# [Task to complete]
Tell me how many lines hold "detain", please, using only the number.

# [Data supplied]

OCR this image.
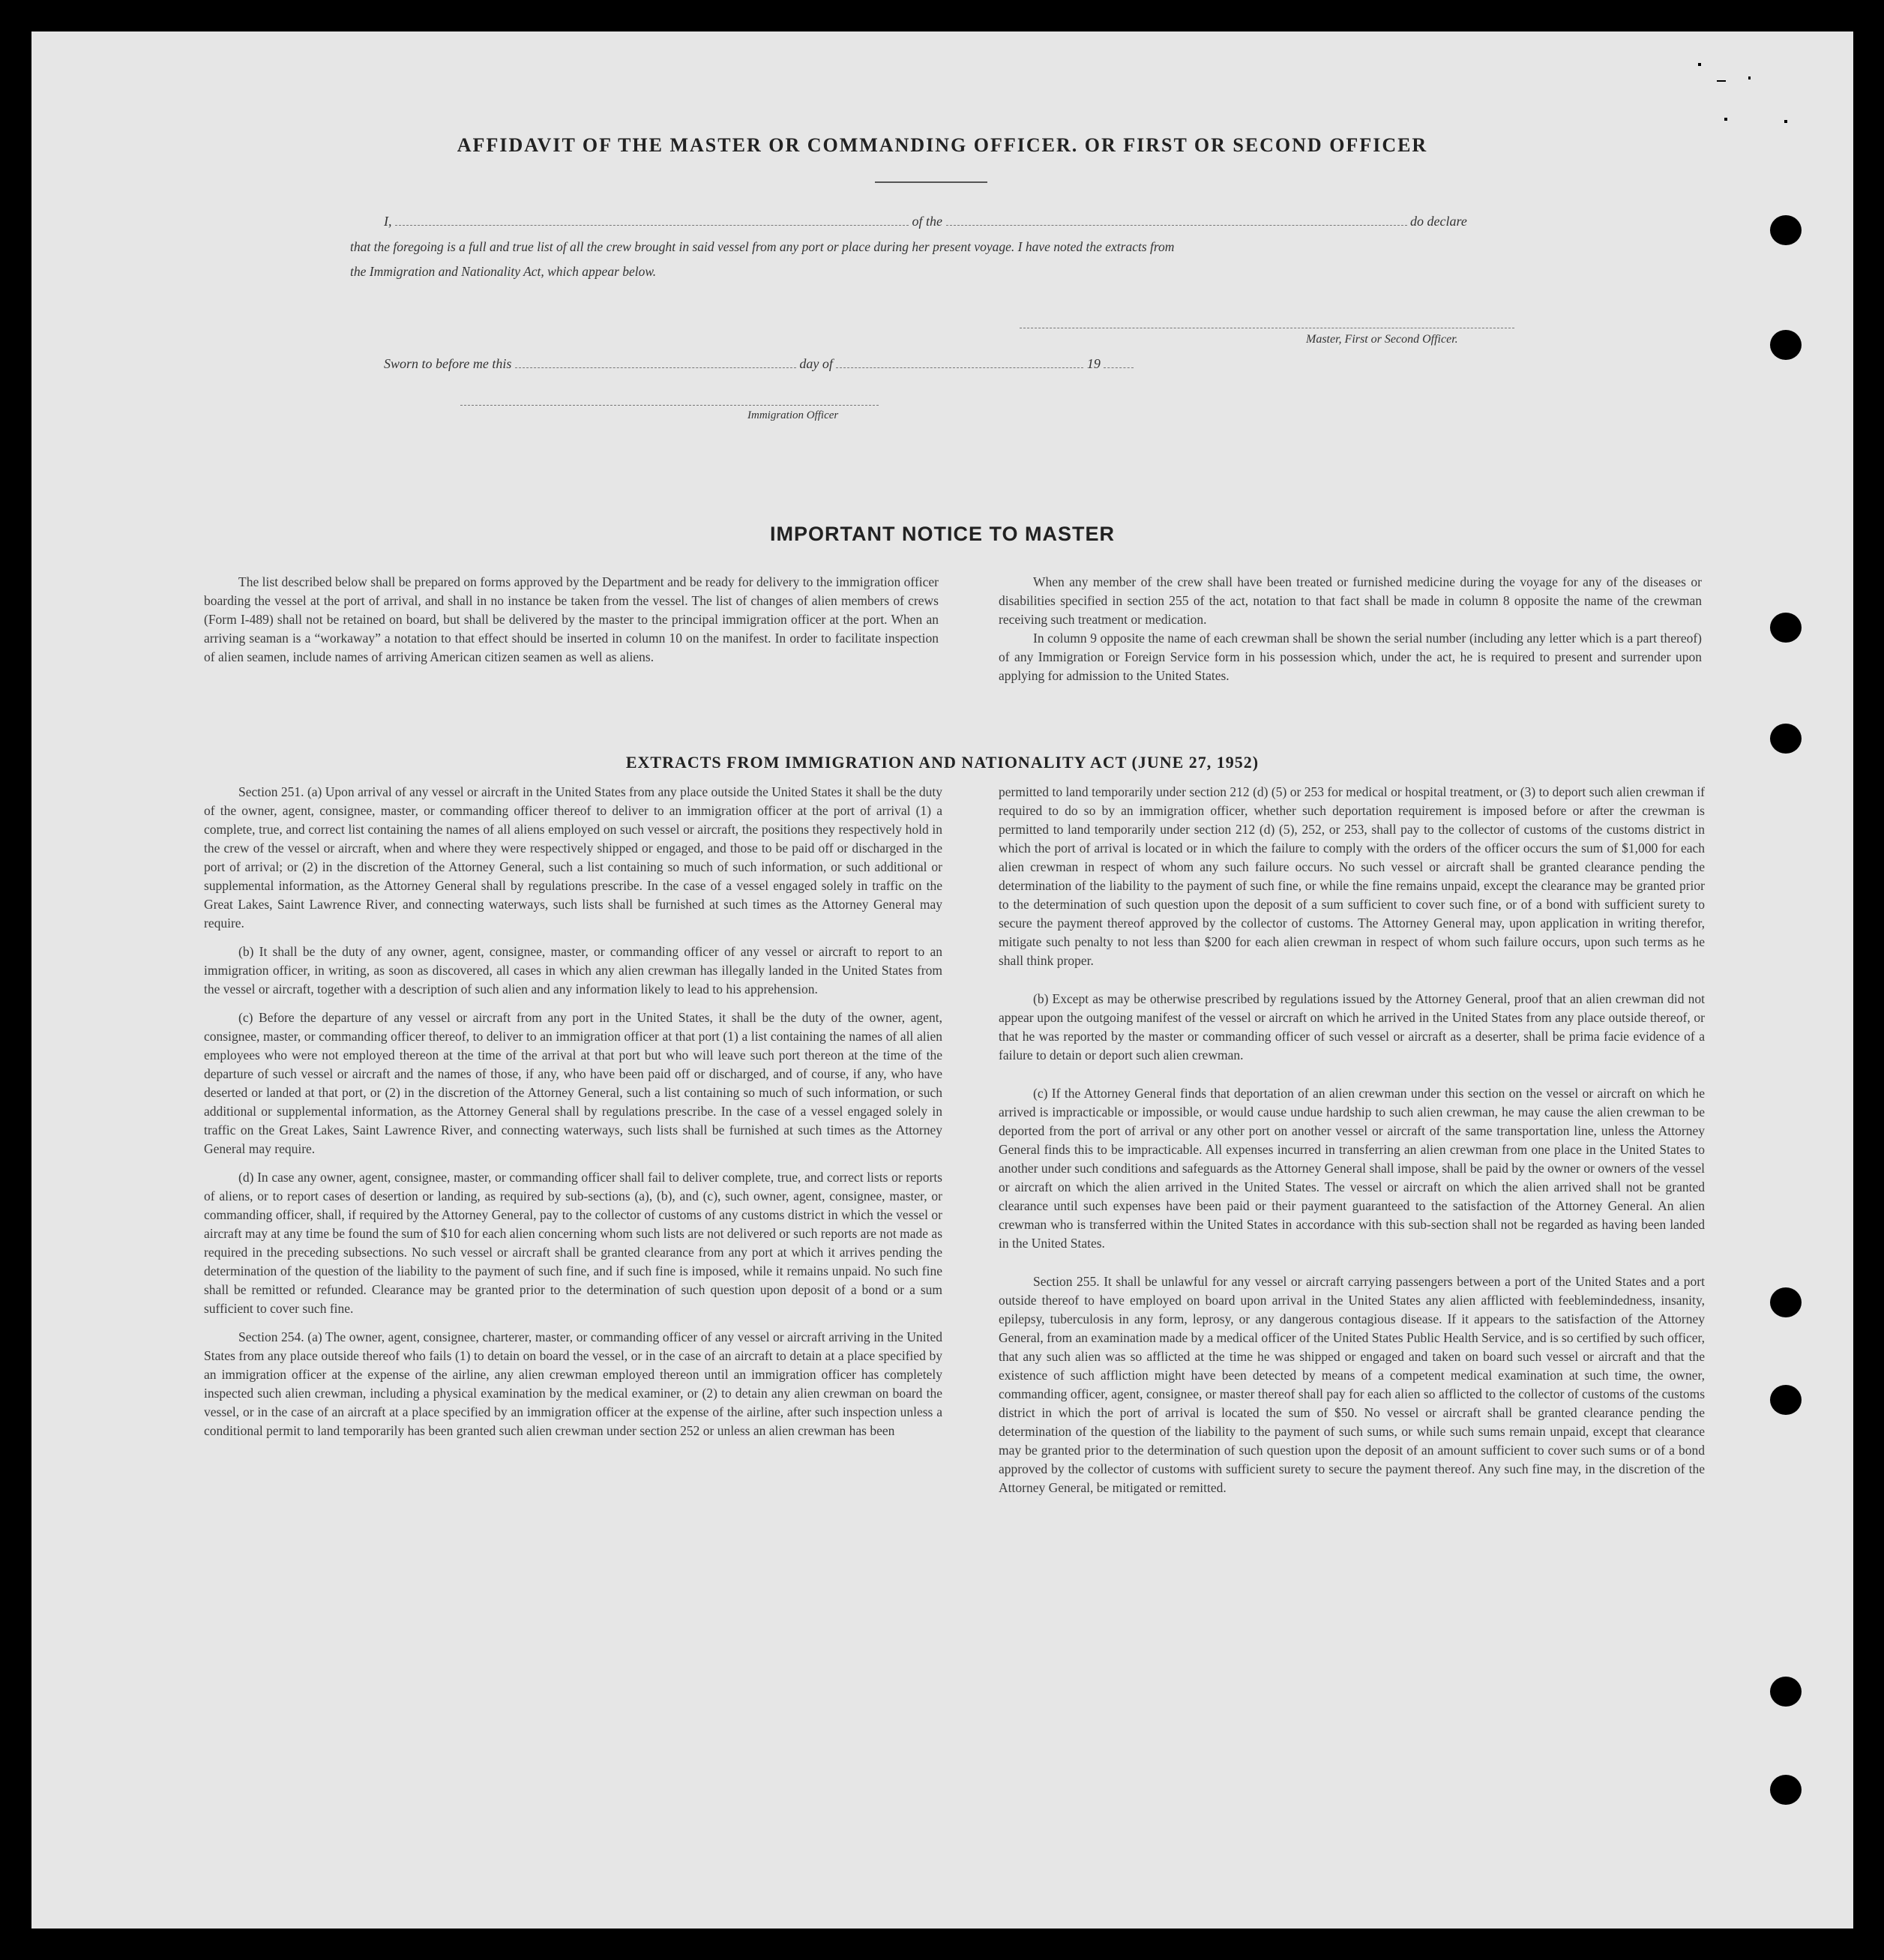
AFFIDAVIT OF THE MASTER OR COMMANDING OFFICER. OR FIRST OR SECOND OFFICER
I,	of the	do declare
that the foregoing is a full and true list of all the crew brought in said vessel from any port or place during her present voyage. I have noted the extracts from
the Immigration and Nationality Act, which appear below.
Master, First or Second Officer.
Sworn to before me this	day of	19
Immigration Officer
IMPORTANT NOTICE TO MASTER

The list described below shall be prepared on forms approved by the Department and be ready for delivery to the immigration officer boarding the vessel at the port of arrival, and shall in no instance be taken from the vessel. The list of changes of alien members of crews (Form I-489) shall not be retained on board, but shall be delivered by the master to the principal immigration officer at the port. When an arriving seaman is a “workaway” a notation to that effect should be inserted in column 10 on the manifest. In order to facilitate inspection of alien seamen, include names of arriving American citizen seamen as well as aliens.

When any member of the crew shall have been treated or furnished medicine during the voyage for any of the diseases or disabilities specified in section 255 of the act, notation to that fact shall be made in column 8 opposite the name of the crewman receiving such treatment or medication.

In column 9 opposite the name of each crewman shall be shown the serial number (including any letter which is a part thereof) of any Immigration or Foreign Service form in his possession which, under the act, he is required to present and surrender upon applying for admission to the United States.

EXTRACTS FROM IMMIGRATION AND NATIONALITY ACT (JUNE 27, 1952)

Section 251. (a) Upon arrival of any vessel or aircraft in the United States from any place outside the United States it shall be the duty of the owner, agent, consignee, master, or commanding officer thereof to deliver to an immigration officer at the port of arrival (1) a complete, true, and correct list containing the names of all aliens employed on such vessel or aircraft, the positions they respectively hold in the crew of the vessel or aircraft, when and where they were respectively shipped or engaged, and those to be paid off or discharged in the port of arrival; or (2) in the discretion of the Attorney General, such a list containing so much of such information, or such additional or supplemental information, as the Attorney General shall by regulations prescribe. In the case of a vessel engaged solely in traffic on the Great Lakes, Saint Lawrence River, and connecting waterways, such lists shall be furnished at such times as the Attorney General may require.

(b) It shall be the duty of any owner, agent, consignee, master, or commanding officer of any vessel or aircraft to report to an immigration officer, in writing, as soon as discovered, all cases in which any alien crewman has illegally landed in the United States from the vessel or aircraft, together with a description of such alien and any information likely to lead to his apprehension.

(c) Before the departure of any vessel or aircraft from any port in the United States, it shall be the duty of the owner, agent, consignee, master, or commanding officer thereof, to deliver to an immigration officer at that port (1) a list containing the names of all alien employees who were not employed thereon at the time of the arrival at that port but who will leave such port thereon at the time of the departure of such vessel or aircraft and the names of those, if any, who have been paid off or discharged, and of course, if any, who have deserted or landed at that port, or (2) in the discretion of the Attorney General, such a list containing so much of such information, or such additional or supplemental information, as the Attorney General shall by regulations prescribe. In the case of a vessel engaged solely in traffic on the Great Lakes, Saint Lawrence River, and connecting waterways, such lists shall be furnished at such times as the Attorney General may require.

(d) In case any owner, agent, consignee, master, or commanding officer shall fail to deliver complete, true, and correct lists or reports of aliens, or to report cases of desertion or landing, as required by sub-sections (a), (b), and (c), such owner, agent, consignee, master, or commanding officer, shall, if required by the Attorney General, pay to the collector of customs of any customs district in which the vessel or aircraft may at any time be found the sum of $10 for each alien concerning whom such lists are not delivered or such reports are not made as required in the preceding subsections. No such vessel or aircraft shall be granted clearance from any port at which it arrives pending the determination of the question of the liability to the payment of such fine, and if such fine is imposed, while it remains unpaid. No such fine shall be remitted or refunded. Clearance may be granted prior to the determination of such question upon deposit of a bond or a sum sufficient to cover such fine.

Section 254. (a) The owner, agent, consignee, charterer, master, or commanding officer of any vessel or aircraft arriving in the United States from any place outside thereof who fails (1) to detain on board the vessel, or in the case of an aircraft to detain at a place specified by an immigration officer at the expense of the airline, any alien crewman employed thereon until an immigration officer has completely inspected such alien crewman, including a physical examination by the medical examiner, or (2) to detain any alien crewman on board the vessel, or in the case of an aircraft at a place specified by an immigration officer at the expense of the airline, after such inspection unless a conditional permit to land temporarily has been granted such alien crewman under section 252 or unless an alien crewman has been

permitted to land temporarily under section 212 (d) (5) or 253 for medical or hospital treatment, or (3) to deport such alien crewman if required to do so by an immigration officer, whether such deportation requirement is imposed before or after the crewman is permitted to land temporarily under section 212 (d) (5), 252, or 253, shall pay to the collector of customs of the customs district in which the port of arrival is located or in which the failure to comply with the orders of the officer occurs the sum of $1,000 for each alien crewman in respect of whom any such failure occurs. No such vessel or aircraft shall be granted clearance pending the determination of the liability to the payment of such fine, or while the fine remains unpaid, except the clearance may be granted prior to the determination of such question upon the deposit of a sum sufficient to cover such fine, or of a bond with sufficient surety to secure the payment thereof approved by the collector of customs. The Attorney General may, upon application in writing therefor, mitigate such penalty to not less than $200 for each alien crewman in respect of whom such failure occurs, upon such terms as he shall think proper.

(b) Except as may be otherwise prescribed by regulations issued by the Attorney General, proof that an alien crewman did not appear upon the outgoing manifest of the vessel or aircraft on which he arrived in the United States from any place outside thereof, or that he was reported by the master or commanding officer of such vessel or aircraft as a deserter, shall be prima facie evidence of a failure to detain or deport such alien crewman.

(c) If the Attorney General finds that deportation of an alien crewman under this section on the vessel or aircraft on which he arrived is impracticable or impossible, or would cause undue hardship to such alien crewman, he may cause the alien crewman to be deported from the port of arrival or any other port on another vessel or aircraft of the same transportation line, unless the Attorney General finds this to be impracticable. All expenses incurred in transferring an alien crewman from one place in the United States to another under such conditions and safeguards as the Attorney General shall impose, shall be paid by the owner or owners of the vessel or aircraft on which the alien arrived in the United States. The vessel or aircraft on which the alien arrived shall not be granted clearance until such expenses have been paid or their payment guaranteed to the satisfaction of the Attorney General. An alien crewman who is transferred within the United States in accordance with this sub-section shall not be regarded as having been landed in the United States.

Section 255. It shall be unlawful for any vessel or aircraft carrying passengers between a port of the United States and a port outside thereof to have employed on board upon arrival in the United States any alien afflicted with feeblemindedness, insanity, epilepsy, tuberculosis in any form, leprosy, or any dangerous contagious disease. If it appears to the satisfaction of the Attorney General, from an examination made by a medical officer of the United States Public Health Service, and is so certified by such officer, that any such alien was so afflicted at the time he was shipped or engaged and taken on board such vessel or aircraft and that the existence of such affliction might have been detected by means of a competent medical examination at such time, the owner, commanding officer, agent, consignee, or master thereof shall pay for each alien so afflicted to the collector of customs of the customs district in which the port of arrival is located the sum of $50. No vessel or aircraft shall be granted clearance pending the determination of the question of the liability to the payment of such sums, or while such sums remain unpaid, except that clearance may be granted prior to the determination of such question upon the deposit of an amount sufficient to cover such sums or of a bond approved by the collector of customs with sufficient surety to secure the payment thereof. Any such fine may, in the discretion of the Attorney General, be mitigated or remitted.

# [Output below]
2